#### Your objective
Tally the lines below that contain "HEVC". The number is the whole answer.

#### Material for this task
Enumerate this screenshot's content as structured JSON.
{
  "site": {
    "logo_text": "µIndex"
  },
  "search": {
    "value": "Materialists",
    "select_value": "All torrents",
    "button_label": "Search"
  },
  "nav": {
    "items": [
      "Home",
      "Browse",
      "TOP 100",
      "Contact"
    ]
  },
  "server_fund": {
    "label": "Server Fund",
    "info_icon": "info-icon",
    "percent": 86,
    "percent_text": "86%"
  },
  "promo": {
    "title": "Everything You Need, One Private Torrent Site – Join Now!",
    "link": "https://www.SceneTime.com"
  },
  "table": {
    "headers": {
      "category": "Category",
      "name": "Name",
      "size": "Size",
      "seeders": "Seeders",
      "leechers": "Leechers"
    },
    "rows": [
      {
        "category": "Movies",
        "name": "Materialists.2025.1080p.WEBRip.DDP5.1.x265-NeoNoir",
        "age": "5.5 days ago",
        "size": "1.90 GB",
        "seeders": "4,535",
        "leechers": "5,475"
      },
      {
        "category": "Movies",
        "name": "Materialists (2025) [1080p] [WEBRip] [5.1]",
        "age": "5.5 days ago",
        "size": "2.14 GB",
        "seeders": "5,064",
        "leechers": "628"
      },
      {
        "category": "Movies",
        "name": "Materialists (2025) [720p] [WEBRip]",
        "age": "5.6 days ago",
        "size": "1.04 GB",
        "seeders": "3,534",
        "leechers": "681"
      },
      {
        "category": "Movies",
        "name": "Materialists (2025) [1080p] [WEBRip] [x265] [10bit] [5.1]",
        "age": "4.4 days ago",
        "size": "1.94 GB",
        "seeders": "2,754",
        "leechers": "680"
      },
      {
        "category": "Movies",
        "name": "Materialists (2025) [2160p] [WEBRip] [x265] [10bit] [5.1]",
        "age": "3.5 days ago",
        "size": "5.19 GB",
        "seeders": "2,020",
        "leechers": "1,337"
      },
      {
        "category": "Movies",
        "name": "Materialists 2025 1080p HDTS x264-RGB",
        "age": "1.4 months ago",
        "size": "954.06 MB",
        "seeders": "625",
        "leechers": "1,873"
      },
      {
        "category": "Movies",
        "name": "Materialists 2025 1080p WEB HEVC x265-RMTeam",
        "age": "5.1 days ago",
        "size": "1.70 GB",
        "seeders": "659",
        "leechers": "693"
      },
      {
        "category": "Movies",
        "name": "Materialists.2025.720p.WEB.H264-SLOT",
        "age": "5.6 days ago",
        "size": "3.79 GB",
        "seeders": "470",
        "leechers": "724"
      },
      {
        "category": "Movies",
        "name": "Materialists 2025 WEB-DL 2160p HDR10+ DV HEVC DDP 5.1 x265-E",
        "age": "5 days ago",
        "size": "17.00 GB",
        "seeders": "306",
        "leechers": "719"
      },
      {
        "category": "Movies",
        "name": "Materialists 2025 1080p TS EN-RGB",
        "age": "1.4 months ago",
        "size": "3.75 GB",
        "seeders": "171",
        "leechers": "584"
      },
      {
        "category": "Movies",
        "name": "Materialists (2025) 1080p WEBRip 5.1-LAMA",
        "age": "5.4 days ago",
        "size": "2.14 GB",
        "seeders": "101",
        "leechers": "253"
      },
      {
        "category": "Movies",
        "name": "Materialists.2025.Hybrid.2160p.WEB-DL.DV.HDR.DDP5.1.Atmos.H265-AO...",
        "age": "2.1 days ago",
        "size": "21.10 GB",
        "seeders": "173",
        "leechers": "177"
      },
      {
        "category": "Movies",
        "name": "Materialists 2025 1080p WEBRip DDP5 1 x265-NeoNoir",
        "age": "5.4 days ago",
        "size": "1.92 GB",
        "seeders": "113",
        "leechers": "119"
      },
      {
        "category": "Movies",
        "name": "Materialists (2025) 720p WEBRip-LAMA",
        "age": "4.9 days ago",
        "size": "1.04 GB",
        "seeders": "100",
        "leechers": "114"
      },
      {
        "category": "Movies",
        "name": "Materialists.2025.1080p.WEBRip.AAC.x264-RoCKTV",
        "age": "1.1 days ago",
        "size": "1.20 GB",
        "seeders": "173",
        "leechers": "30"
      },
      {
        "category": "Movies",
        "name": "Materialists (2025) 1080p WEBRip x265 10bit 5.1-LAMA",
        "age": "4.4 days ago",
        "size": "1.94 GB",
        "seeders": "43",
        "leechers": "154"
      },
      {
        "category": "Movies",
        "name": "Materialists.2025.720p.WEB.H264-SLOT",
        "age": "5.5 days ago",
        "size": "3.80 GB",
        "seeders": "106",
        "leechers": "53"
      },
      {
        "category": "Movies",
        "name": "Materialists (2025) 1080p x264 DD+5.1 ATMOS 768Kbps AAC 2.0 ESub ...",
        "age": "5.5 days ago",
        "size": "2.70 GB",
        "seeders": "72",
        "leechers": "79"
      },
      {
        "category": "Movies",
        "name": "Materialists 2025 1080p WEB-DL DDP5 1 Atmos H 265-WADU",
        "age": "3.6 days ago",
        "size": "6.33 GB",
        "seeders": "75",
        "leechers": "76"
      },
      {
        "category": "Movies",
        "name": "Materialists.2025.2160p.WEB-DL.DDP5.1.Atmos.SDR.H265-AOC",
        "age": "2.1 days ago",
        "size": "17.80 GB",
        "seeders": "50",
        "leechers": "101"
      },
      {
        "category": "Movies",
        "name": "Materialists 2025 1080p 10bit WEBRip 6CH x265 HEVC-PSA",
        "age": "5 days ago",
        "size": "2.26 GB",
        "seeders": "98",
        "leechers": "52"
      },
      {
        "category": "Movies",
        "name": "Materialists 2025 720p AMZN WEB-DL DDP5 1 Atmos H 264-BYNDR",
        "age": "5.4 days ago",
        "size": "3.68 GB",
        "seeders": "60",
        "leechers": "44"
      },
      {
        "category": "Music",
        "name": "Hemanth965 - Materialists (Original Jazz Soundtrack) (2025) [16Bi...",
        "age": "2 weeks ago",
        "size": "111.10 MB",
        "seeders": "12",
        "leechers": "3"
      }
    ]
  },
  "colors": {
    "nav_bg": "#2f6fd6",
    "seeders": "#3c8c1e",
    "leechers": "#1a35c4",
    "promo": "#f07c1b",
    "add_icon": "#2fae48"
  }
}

#### Output
3